* [Work to be completed] Among the entries below, find the lines with "люди" and copy them.

------------------------------

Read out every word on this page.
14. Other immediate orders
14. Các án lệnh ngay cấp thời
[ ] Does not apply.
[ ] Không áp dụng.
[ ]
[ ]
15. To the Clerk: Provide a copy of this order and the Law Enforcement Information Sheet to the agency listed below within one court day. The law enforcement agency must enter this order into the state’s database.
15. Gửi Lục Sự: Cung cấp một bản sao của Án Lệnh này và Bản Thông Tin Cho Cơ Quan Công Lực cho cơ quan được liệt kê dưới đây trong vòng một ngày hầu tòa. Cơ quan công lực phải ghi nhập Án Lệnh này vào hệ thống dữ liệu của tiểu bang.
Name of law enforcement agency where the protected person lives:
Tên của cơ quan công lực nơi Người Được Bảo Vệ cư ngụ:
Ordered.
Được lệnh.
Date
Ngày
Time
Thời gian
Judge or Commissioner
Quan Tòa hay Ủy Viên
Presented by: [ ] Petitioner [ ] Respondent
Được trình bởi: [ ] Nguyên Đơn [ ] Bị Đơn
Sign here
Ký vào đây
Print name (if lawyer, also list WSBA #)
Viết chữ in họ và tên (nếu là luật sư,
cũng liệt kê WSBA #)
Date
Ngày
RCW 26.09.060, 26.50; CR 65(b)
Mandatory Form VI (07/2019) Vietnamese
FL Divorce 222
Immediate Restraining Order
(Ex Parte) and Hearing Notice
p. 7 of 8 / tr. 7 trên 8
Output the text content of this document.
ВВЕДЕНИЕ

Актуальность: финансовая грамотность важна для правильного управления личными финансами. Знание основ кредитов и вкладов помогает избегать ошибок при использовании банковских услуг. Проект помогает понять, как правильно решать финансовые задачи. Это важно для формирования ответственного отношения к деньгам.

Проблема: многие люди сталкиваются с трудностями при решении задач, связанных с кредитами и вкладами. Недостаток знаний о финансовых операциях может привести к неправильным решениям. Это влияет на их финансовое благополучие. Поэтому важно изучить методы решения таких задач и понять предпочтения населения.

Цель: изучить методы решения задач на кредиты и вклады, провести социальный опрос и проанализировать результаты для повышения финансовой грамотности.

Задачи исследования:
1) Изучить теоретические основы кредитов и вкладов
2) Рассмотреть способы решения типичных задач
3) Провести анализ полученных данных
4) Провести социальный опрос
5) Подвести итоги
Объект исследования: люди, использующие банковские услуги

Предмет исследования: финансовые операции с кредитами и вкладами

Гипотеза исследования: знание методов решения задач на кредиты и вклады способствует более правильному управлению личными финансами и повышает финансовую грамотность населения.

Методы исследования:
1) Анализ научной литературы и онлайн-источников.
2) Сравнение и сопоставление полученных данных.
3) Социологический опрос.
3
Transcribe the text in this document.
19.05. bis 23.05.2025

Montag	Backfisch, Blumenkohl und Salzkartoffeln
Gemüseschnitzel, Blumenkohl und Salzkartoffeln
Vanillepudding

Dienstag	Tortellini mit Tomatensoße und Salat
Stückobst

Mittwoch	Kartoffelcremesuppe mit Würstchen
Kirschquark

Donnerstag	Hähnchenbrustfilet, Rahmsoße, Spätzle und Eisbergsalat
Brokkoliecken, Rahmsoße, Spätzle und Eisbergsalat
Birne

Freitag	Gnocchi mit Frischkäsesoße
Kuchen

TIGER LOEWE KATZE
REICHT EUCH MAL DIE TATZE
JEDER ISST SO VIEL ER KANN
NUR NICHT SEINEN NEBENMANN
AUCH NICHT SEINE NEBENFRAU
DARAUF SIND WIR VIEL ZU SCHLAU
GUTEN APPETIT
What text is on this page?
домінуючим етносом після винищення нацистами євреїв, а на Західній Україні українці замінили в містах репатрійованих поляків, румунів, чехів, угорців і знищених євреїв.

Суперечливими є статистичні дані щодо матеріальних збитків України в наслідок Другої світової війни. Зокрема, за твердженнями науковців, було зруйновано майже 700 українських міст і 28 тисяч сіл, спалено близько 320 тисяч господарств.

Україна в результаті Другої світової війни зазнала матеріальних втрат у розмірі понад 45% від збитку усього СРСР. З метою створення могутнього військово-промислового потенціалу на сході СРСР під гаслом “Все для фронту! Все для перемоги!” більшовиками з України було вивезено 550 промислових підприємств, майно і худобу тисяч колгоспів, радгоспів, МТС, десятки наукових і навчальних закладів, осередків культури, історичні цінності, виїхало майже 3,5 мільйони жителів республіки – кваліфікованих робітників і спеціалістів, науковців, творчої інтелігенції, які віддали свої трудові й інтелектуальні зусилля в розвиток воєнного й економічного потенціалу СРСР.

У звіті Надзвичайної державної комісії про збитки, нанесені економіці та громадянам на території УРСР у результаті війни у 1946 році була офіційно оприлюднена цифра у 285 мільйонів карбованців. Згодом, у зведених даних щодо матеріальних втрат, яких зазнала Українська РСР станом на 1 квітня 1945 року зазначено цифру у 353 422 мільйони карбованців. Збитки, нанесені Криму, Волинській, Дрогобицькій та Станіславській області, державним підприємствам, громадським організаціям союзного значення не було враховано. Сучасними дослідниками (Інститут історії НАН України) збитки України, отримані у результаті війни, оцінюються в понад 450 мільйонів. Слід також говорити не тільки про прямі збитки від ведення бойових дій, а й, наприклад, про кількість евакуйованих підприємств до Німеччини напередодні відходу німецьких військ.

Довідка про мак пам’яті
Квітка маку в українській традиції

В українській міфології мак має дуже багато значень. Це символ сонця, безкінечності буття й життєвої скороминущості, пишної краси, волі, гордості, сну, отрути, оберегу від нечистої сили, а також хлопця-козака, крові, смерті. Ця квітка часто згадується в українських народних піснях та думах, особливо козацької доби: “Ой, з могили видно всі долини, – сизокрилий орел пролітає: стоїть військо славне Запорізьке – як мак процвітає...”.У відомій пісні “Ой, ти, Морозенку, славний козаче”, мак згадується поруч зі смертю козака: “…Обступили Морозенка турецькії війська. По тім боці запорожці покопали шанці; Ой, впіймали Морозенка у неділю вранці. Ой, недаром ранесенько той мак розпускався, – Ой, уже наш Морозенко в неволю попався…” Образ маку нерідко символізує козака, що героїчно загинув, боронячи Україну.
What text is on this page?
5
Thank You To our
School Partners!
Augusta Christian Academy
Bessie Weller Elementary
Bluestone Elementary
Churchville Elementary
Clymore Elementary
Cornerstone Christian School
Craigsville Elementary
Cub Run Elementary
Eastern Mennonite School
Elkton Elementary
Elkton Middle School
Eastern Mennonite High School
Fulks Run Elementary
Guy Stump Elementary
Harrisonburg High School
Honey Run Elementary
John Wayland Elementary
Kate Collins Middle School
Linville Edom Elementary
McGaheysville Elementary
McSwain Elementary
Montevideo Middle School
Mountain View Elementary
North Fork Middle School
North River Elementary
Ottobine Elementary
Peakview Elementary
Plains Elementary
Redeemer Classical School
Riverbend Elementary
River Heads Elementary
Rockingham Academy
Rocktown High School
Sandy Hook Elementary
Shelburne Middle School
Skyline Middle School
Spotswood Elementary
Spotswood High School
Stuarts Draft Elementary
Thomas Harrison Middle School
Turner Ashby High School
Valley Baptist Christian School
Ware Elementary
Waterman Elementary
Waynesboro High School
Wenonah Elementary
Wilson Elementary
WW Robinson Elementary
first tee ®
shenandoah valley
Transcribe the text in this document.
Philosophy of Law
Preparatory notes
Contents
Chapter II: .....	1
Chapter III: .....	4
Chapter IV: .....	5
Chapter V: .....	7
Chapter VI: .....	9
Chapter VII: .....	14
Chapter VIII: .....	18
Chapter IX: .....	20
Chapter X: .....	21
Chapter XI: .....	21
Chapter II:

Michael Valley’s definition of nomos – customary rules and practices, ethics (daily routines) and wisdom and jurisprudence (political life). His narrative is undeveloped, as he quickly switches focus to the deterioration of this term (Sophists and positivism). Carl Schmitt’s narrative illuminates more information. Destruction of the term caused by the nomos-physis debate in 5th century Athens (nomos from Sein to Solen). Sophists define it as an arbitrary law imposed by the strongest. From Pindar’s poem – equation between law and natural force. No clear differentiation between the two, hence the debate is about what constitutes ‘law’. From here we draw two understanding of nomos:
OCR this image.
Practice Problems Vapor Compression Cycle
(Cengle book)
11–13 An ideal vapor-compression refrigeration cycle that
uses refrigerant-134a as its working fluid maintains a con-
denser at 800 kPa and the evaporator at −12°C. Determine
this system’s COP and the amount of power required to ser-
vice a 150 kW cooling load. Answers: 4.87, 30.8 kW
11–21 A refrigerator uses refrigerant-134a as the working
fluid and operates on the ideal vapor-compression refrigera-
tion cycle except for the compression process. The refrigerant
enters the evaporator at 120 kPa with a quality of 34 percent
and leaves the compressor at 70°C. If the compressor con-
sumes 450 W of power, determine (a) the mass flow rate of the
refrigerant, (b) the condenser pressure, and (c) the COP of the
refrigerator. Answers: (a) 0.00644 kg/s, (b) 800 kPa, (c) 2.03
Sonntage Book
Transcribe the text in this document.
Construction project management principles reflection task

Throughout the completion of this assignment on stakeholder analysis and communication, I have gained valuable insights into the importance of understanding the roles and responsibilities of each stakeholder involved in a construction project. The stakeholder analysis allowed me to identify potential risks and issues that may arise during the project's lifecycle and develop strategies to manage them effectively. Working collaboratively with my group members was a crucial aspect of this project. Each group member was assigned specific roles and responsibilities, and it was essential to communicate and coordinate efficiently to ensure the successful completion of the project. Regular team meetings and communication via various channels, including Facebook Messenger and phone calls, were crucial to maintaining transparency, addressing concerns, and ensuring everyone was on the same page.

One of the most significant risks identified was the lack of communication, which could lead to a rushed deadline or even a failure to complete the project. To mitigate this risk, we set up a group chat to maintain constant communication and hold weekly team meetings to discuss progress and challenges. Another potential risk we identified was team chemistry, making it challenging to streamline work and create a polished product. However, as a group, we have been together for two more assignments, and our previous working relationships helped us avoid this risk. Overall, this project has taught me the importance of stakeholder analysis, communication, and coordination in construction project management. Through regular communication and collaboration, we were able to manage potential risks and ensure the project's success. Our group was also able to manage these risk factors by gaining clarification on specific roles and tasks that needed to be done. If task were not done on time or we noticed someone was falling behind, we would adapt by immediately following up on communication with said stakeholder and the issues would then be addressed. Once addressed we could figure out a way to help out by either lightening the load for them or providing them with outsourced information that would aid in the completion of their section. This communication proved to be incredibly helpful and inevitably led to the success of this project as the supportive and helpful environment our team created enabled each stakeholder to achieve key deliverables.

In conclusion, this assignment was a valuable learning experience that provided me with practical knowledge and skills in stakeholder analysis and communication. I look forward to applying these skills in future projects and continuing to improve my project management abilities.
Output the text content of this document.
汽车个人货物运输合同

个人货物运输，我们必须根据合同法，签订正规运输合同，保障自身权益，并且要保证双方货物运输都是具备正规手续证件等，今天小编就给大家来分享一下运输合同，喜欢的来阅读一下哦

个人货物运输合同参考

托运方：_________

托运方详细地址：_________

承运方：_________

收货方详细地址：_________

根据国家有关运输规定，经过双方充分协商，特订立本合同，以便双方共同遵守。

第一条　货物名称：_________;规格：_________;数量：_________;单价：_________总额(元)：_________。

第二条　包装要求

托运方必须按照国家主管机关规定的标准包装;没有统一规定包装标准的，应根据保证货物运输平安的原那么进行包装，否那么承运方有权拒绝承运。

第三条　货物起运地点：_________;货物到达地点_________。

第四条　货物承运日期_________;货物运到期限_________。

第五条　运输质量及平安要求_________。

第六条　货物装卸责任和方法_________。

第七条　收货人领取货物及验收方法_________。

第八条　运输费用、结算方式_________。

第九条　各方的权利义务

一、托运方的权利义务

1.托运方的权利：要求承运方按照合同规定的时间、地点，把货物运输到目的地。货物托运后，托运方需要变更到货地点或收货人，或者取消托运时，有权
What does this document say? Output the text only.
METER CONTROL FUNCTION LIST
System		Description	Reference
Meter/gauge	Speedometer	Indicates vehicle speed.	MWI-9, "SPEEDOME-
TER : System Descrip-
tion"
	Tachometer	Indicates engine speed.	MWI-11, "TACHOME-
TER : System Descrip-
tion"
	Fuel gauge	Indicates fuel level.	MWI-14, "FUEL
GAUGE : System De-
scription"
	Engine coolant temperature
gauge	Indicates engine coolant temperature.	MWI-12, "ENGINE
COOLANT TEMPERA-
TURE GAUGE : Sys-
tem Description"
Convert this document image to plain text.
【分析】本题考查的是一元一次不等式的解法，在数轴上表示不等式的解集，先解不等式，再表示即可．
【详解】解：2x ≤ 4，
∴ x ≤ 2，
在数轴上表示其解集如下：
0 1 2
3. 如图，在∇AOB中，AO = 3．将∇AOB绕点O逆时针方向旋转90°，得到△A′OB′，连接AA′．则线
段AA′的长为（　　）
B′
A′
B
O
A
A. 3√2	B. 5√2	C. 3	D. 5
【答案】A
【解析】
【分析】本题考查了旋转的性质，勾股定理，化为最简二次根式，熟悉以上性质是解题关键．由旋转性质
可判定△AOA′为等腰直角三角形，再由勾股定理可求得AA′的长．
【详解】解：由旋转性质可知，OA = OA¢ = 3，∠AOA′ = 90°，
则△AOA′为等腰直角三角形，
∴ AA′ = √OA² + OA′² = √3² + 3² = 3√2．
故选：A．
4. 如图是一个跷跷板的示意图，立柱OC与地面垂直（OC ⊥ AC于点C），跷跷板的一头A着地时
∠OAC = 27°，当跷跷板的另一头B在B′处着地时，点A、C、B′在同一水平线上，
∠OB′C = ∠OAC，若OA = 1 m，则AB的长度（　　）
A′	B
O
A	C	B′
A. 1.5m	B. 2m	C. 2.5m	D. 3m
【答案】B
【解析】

------------------------------

* [Result of this exercise]
Проблема: многие люди сталкиваются с трудностями при решении задач, связанных с кредитами и вкладами. Недостаток знаний о финансовых операциях может привести к неправильным решениям. Это влияет на их финансовое благополучие. Поэтому важно изучить методы решения таких задач и понять предпочтения населения.
Объект исследования: люди, использующие банковские услуги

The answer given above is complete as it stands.